Look through the records below and copy each line that includes the word "Relative".

START PROVIDED ENTRIES

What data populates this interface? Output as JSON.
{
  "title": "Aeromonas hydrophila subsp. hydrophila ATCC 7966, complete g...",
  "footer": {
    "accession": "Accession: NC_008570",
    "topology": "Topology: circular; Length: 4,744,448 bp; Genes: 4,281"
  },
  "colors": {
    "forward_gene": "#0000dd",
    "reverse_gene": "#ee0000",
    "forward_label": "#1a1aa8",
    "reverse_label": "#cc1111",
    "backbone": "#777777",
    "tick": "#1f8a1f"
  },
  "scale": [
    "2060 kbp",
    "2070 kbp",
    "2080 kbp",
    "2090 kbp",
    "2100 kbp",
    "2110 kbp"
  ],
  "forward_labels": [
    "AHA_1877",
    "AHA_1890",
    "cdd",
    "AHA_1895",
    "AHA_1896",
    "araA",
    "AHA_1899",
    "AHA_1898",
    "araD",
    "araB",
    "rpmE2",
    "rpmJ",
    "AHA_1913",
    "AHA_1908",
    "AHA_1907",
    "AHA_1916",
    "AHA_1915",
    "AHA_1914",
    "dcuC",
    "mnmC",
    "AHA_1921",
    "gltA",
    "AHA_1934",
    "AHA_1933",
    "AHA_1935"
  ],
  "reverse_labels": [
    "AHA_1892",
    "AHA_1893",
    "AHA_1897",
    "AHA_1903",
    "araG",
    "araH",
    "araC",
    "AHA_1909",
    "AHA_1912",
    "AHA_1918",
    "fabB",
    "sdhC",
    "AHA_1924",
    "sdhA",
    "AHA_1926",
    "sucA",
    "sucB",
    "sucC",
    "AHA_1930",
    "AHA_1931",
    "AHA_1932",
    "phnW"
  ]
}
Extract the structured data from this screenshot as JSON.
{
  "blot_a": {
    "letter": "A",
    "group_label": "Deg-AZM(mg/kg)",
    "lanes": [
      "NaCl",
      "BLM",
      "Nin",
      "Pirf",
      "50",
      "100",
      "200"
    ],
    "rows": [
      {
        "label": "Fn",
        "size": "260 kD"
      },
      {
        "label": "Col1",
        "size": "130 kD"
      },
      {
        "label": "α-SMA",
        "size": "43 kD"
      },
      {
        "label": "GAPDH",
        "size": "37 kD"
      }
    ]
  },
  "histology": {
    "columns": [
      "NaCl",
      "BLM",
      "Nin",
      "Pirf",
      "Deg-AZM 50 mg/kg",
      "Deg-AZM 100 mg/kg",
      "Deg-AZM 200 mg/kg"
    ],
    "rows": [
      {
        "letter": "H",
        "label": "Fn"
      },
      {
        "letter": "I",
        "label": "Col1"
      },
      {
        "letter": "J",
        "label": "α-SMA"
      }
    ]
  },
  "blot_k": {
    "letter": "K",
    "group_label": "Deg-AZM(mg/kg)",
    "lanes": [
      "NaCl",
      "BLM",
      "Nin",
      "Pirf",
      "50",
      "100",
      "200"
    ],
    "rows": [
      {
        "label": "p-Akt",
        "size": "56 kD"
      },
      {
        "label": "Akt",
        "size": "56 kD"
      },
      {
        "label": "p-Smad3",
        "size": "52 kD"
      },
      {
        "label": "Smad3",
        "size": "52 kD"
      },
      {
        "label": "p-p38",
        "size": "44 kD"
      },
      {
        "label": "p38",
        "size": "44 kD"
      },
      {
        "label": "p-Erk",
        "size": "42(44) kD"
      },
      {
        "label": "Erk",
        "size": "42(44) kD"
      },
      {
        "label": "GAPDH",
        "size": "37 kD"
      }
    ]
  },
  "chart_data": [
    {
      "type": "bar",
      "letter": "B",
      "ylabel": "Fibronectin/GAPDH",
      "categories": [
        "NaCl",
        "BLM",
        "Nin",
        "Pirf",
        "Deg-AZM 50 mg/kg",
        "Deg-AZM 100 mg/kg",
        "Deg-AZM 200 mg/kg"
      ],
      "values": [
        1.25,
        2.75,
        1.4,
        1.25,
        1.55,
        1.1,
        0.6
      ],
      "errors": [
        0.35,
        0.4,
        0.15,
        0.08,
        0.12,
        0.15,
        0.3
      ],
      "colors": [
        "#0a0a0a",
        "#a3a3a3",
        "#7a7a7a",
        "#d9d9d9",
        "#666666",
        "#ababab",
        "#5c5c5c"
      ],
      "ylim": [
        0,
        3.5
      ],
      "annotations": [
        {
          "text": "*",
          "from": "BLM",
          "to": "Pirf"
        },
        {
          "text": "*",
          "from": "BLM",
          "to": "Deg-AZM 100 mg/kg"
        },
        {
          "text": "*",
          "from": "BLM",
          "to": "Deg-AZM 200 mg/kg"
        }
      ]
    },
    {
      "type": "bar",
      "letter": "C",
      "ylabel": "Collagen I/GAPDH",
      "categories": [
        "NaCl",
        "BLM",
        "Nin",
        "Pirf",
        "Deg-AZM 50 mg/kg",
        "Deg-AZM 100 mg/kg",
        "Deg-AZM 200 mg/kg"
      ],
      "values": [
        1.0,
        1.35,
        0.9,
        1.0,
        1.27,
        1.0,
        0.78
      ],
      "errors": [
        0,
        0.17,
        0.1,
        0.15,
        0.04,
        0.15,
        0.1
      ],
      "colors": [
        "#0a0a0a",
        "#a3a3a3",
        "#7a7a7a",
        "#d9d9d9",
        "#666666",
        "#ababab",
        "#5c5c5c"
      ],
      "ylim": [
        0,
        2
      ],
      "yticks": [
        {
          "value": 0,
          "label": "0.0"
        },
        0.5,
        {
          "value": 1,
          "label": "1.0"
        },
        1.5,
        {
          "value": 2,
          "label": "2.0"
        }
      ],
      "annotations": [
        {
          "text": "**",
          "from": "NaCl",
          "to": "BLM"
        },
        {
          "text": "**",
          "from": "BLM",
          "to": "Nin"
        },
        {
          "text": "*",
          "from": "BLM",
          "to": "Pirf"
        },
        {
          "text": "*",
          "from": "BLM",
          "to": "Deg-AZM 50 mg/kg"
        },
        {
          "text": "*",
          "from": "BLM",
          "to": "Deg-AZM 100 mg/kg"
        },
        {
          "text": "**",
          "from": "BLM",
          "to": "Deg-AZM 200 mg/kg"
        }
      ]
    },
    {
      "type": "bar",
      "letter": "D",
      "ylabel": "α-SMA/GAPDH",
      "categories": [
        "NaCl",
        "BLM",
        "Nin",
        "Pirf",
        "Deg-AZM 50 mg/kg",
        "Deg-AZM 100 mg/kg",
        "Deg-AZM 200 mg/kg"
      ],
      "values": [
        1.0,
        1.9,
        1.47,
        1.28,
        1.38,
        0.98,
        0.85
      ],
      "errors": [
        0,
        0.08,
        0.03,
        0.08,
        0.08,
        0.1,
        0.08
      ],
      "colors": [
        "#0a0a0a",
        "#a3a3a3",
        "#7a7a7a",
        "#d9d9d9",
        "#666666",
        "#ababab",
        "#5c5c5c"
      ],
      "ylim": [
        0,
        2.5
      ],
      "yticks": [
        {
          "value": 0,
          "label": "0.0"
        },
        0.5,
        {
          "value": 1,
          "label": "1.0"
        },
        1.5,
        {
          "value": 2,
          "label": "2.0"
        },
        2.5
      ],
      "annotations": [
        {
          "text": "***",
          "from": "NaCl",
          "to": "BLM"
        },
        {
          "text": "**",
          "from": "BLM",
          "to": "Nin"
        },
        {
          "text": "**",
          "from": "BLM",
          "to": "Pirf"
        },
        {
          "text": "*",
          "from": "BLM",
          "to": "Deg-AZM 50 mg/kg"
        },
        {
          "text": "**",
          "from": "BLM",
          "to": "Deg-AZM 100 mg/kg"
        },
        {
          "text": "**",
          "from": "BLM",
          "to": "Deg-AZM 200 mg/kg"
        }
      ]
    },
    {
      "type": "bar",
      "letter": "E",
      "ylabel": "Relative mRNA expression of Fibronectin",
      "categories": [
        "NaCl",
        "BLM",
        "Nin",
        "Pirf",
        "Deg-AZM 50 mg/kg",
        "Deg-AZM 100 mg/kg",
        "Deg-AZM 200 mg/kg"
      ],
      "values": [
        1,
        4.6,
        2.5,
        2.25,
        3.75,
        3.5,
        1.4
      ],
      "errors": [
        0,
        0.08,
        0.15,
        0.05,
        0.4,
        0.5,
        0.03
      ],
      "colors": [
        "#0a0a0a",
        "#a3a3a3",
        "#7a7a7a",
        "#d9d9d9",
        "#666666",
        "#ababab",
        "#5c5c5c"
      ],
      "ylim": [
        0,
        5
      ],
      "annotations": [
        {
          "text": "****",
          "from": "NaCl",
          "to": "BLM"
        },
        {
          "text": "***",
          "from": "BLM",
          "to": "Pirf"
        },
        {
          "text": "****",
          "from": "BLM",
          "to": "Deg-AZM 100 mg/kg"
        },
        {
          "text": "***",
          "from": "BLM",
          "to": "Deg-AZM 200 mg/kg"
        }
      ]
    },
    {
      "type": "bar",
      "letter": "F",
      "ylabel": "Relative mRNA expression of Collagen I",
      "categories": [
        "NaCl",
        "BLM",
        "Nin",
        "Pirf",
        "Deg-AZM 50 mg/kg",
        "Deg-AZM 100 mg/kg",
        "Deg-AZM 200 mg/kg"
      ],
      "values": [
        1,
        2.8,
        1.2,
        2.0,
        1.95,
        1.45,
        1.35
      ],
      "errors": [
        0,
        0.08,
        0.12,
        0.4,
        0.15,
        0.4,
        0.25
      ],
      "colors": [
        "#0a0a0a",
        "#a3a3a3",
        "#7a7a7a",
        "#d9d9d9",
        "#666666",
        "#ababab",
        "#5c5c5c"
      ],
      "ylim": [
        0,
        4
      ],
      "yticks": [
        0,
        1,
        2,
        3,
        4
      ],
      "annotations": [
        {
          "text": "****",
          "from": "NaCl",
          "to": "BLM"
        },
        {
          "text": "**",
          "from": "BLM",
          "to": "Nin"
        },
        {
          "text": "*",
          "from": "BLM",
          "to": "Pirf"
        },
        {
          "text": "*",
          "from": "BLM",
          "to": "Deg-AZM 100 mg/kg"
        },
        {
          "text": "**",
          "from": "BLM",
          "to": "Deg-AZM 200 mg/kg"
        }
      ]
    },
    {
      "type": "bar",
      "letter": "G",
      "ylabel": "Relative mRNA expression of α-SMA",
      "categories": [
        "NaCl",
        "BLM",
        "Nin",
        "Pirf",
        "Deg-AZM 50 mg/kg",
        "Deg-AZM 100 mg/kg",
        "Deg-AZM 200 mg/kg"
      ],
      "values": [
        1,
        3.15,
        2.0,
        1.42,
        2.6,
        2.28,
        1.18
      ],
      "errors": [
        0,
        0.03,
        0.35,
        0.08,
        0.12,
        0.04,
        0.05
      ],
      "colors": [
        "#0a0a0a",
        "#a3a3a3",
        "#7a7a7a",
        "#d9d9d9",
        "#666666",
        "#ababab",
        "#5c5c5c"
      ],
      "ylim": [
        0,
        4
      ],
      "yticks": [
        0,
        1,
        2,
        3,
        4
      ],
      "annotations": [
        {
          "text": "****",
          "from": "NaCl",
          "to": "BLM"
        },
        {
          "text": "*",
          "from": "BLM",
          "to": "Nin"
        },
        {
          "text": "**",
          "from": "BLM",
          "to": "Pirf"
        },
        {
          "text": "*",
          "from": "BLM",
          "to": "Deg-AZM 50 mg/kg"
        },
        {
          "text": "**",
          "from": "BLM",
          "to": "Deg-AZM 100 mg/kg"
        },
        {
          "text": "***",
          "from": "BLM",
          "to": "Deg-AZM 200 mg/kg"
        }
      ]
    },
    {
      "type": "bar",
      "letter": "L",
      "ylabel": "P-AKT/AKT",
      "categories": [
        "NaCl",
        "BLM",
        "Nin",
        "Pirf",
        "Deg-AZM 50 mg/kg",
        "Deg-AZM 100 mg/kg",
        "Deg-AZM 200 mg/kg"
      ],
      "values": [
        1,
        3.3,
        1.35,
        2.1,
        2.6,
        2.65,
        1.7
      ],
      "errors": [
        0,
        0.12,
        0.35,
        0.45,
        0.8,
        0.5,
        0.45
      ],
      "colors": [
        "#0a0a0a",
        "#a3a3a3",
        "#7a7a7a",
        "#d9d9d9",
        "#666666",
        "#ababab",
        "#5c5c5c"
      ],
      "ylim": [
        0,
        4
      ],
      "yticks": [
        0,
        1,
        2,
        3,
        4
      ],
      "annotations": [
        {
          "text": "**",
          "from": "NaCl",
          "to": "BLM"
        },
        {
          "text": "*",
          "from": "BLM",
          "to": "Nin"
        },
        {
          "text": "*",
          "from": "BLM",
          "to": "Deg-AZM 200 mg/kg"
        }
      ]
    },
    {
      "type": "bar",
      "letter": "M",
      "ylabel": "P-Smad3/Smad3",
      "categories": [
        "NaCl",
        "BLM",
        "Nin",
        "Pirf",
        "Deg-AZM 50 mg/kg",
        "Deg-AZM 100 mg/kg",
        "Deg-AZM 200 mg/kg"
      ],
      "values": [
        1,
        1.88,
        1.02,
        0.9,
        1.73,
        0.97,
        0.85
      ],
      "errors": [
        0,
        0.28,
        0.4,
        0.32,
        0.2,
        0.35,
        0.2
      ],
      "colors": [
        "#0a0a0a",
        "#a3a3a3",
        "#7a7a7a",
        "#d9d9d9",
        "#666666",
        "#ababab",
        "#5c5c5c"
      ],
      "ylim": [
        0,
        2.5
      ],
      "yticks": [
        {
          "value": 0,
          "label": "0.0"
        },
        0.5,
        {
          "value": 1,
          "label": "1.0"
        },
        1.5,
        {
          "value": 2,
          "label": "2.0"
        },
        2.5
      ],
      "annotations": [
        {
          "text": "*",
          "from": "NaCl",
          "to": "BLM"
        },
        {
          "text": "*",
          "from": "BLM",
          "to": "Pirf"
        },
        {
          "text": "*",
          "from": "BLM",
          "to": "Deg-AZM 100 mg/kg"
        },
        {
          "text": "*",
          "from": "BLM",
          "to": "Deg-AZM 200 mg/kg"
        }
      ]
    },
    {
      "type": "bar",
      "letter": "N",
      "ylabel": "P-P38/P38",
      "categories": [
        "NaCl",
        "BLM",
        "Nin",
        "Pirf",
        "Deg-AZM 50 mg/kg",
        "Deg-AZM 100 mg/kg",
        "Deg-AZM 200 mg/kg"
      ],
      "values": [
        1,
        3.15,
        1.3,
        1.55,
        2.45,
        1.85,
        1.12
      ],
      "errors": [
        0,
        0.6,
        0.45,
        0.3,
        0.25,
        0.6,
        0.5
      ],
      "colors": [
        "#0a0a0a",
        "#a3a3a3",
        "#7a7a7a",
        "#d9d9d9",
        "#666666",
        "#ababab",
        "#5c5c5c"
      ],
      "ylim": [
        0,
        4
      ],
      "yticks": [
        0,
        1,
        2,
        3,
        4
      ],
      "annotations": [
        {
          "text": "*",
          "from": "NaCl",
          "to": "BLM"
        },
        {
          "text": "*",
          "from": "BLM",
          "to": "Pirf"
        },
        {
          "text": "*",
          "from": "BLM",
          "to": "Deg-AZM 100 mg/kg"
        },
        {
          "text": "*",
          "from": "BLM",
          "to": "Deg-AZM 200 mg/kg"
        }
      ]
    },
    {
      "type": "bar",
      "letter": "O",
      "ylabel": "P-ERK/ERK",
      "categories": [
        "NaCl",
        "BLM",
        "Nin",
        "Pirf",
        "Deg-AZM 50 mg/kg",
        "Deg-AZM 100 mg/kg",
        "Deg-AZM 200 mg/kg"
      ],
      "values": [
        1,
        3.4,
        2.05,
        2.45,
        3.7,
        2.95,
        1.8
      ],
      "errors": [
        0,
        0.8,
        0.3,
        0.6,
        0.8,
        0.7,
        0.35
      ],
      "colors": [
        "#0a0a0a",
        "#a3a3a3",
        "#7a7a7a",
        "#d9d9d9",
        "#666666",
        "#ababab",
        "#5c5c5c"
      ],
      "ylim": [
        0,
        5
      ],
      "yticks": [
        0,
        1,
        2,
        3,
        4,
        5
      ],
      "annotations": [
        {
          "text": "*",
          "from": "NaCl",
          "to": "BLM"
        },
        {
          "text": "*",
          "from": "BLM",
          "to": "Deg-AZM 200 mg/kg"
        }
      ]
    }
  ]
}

END PROVIDED ENTRIES

• [ANSWER TO THIS PROBLEM]
      "ylabel": "Relative mRNA expression of Fibronectin",
      "ylabel": "Relative mRNA expression of Collagen I",
      "ylabel": "Relative mRNA expression of α-SMA",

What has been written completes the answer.